### EXERCISE DIRECTIONS:
From the listing below, pull out all lines with "jest" in them.

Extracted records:
+--
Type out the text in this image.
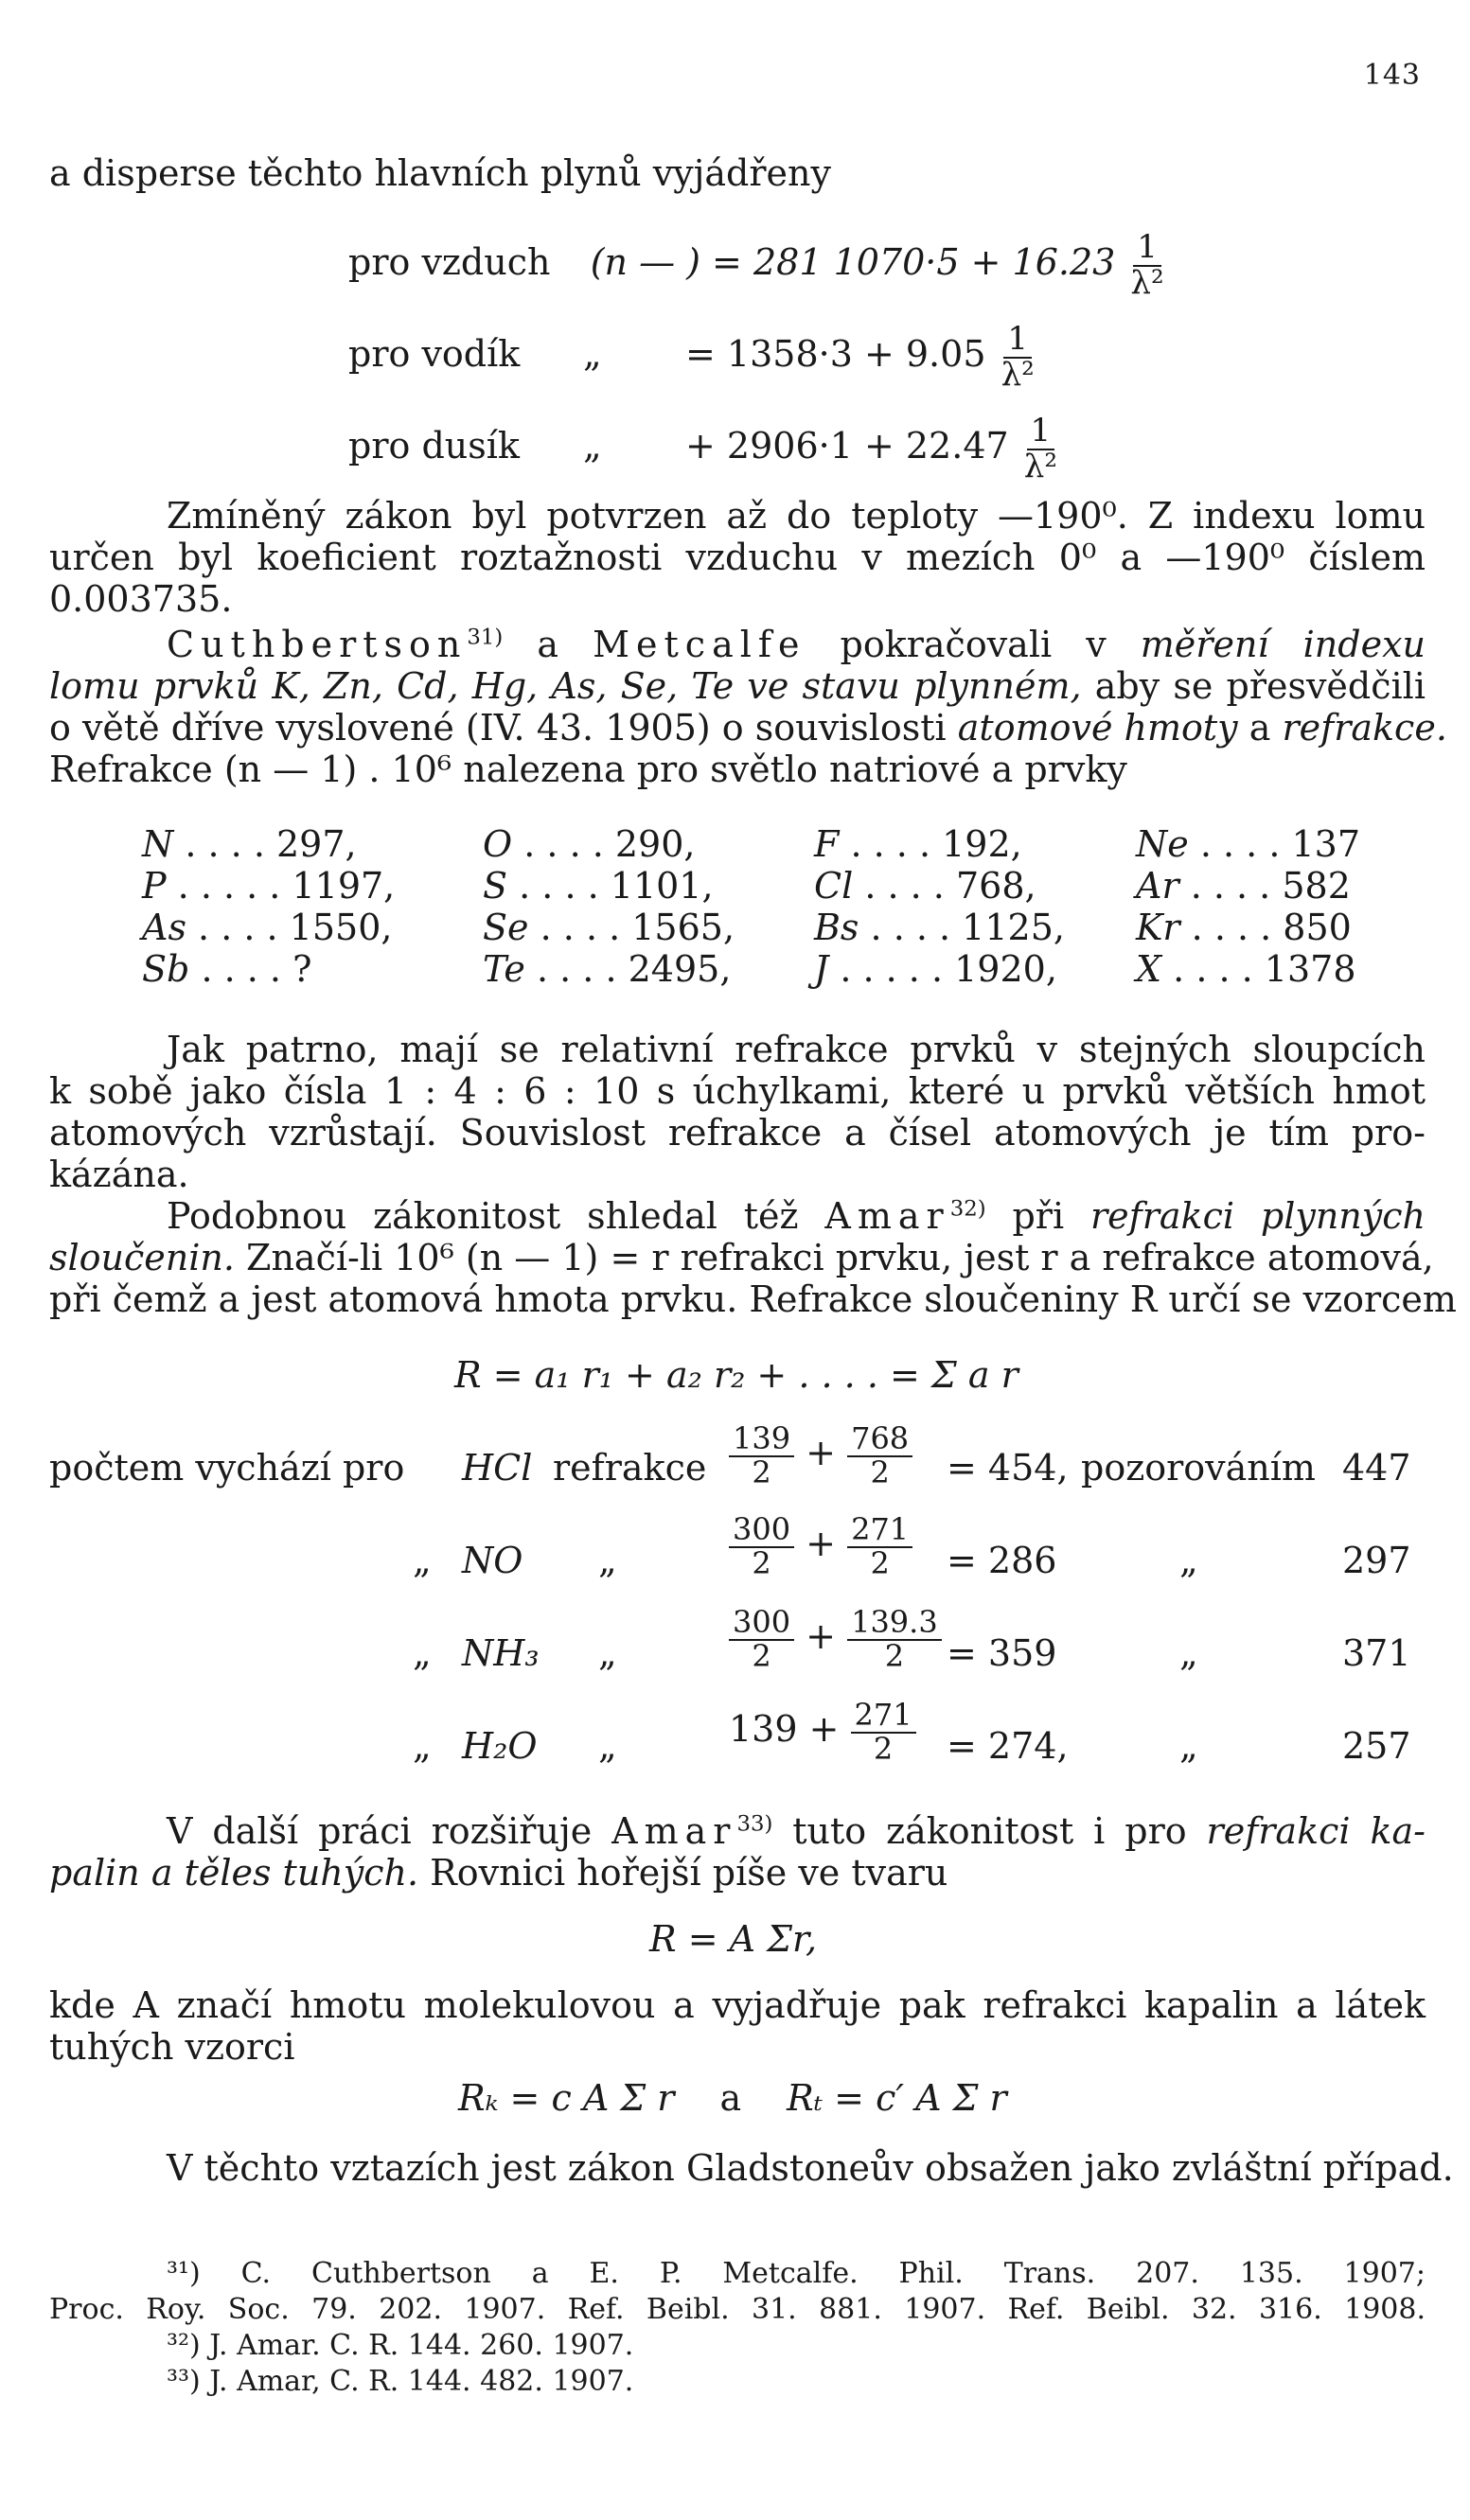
143
a disperse těchto hlavních plynů vyjádřeny
pro vzduch (n — ) = 281 $1070\cdot 5 + 16.23 \frac{1}{\text{λ²}}$
pro vodík „ = $1358\cdot 3 + 9.05 \frac{1}{\text{λ²}}$
pro dusík „ + $2906\cdot 1 + 22.47 \frac{1}{\text{λ²}}$
Zmíněný zákon byl potvrzen až do teploty —190⁰. Z indexu lomu
určen byl koeficient roztažnosti vzduchu v mezích 0⁰ a —190⁰ číslem
0.003735.
Cuthbertson$^{31)}$ a Metcalfe pokračovali v měření indexu
lomu prvků K, Zn, Cd, Hg, As, Se, Te ve stavu plynném, aby se přesvědčili
o větě dříve vyslovené (IV. 43. 1905) o souvislosti atomové hmoty a refrakce.
Refrakce (n — 1) . 10⁶ nalezena pro světlo natriové a prvky
N . . . . 297,	O . . . . 290,	F . . . . 192,	Ne . . . . 137
P . . . . . 1197, S . . . . 1101,	Cl . . . . 768,	Ar . . . . 582
As . . . . 1550,	Se . . . . 1565, Bs . . . . 1125, Kr . . . . 850
Sb . . . . ?	Te . . . . 2495, J . . . . . 1920, X . . . . 1378
Jak patrno, mají se relativní refrakce prvků v stejných sloupcích
k sobě jako čísla 1 : 4 : 6 : 10 s úchylkami, které u prvků větších hmot
atomových vzrůstají. Souvislost refrakce a čísel atomových je tím pro-
kázána.
Podobnou zákonitost shledal též Amar$^{32)}$ při refrakci plynných
sloučenin. Značí-li 10⁶ (n — 1) = r refrakci prvku, jest r a refrakce atomová,
při čemž a jest atomová hmota prvku. Refrakce sloučeniny R určí se vzorcem
R = a₁ r₁ + a₂ r₂ + . . . . = Σ a r
počtem vychází pro HCl refrakce $\frac{139}{2} + \frac{768}{2} = 454$, pozorováním 447
„ NO „	$\frac{300}{2} + \frac{271}{2} = 286$	„	297
„ NH₃ „	$\frac{300}{2} + \frac{139.3}{2} = 359$	„	371
„ H₂O „	$139 + \frac{271}{2} = 274$,	„	257
V další práci rozšiřuje Amar$^{33)}$ tuto zákonitost i pro refrakci ka-
palin a těles tuhých. Rovnici hořejší píše ve tvaru
R = A Σr,
kde A značí hmotu molekulovou a vyjadřuje pak refrakci kapalin a látek
tuhých vzorci
Rₖ = c A Σ r a Rₜ = c′ A Σ r
V těchto vztazích jest zákon Gladstoneův obsažen jako zvláštní případ.
³¹) C. Cuthbertson a E. P. Metcalfe. Phil. Trans. 207. 135. 1907;
Proc. Roy. Soc. 79. 202. 1907. Ref. Beibl. 31. 881. 1907. Ref. Beibl. 32. 316. 1908.
³²) J. Amar. C. R. 144. 260. 1907.
³³) J. Amar, C. R. 144. 482. 1907.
+--
### ANSWER IN FULL:
sloučenin. Značí-li 10⁶ (n — 1) = r refrakci prvku, jest r a refrakce atomová,
při čemž a jest atomová hmota prvku. Refrakce sloučeniny R určí se vzorcem
V těchto vztazích jest zákon Gladstoneův obsažen jako zvláštní případ.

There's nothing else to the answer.